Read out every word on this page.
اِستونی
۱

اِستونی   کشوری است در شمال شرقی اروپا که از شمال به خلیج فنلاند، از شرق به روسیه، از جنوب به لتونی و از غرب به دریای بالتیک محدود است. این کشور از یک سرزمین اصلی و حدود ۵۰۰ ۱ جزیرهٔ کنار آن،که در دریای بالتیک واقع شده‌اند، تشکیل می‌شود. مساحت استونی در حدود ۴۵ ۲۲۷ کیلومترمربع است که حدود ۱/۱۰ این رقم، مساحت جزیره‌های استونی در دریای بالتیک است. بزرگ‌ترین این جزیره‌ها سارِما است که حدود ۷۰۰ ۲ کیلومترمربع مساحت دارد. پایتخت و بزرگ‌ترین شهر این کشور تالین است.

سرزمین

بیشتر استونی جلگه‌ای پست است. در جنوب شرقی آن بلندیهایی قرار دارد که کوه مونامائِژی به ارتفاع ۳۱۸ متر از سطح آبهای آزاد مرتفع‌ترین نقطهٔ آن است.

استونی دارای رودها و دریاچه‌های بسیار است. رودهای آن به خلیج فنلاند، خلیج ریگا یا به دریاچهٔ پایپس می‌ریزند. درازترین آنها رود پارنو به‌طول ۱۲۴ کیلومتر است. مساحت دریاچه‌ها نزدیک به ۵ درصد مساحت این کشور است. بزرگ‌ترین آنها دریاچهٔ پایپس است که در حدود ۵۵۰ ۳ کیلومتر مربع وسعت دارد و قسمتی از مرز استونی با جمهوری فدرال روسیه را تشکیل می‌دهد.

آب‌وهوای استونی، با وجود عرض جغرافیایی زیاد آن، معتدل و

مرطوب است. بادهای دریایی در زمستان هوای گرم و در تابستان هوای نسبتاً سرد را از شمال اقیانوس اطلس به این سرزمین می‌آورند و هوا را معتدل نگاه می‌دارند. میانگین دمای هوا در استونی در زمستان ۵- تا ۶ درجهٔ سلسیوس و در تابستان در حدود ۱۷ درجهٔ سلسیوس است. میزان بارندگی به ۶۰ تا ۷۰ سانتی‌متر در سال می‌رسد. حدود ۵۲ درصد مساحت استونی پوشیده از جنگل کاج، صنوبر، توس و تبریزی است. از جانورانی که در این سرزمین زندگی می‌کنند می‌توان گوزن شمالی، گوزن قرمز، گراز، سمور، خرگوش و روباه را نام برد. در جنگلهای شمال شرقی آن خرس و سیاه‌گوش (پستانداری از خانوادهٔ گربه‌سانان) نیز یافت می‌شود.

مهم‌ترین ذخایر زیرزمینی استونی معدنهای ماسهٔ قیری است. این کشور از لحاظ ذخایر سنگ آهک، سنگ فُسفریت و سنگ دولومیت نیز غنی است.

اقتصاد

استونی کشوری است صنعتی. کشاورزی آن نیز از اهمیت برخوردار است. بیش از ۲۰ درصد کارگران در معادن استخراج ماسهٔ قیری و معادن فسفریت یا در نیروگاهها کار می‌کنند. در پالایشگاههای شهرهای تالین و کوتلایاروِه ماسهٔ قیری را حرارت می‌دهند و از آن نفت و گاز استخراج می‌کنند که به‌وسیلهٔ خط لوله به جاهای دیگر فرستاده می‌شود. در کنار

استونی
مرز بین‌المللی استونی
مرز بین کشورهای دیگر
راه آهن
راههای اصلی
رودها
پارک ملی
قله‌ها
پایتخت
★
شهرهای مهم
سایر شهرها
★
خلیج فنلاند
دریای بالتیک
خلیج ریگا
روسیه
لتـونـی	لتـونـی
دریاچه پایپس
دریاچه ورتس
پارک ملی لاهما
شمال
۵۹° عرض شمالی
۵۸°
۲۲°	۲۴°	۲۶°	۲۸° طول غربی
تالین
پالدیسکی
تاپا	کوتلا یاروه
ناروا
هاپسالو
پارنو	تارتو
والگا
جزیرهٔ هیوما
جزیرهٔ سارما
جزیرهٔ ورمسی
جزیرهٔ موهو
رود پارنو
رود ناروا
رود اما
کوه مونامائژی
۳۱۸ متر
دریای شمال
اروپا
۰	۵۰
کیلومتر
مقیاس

#### [Set problem]
In the records above, collect each line with "قیری".

#### [Written solution]
مهم‌ترین ذخایر زیرزمینی استونی معدنهای ماسهٔ قیری است. این کشور از لحاظ ذخایر سنگ آهک، سنگ فُسفریت و سنگ دولومیت نیز غنی است.
استونی کشوری است صنعتی. کشاورزی آن نیز از اهمیت برخوردار است. بیش از ۲۰ درصد کارگران در معادن استخراج ماسهٔ قیری و معادن فسفریت یا در نیروگاهها کار می‌کنند. در پالایشگاههای شهرهای تالین و کوتلایاروِه ماسهٔ قیری را حرارت می‌دهند و از آن نفت و گاز استخراج می‌کنند که به‌وسیلهٔ خط لوله به جاهای دیگر فرستاده می‌شود. در کنار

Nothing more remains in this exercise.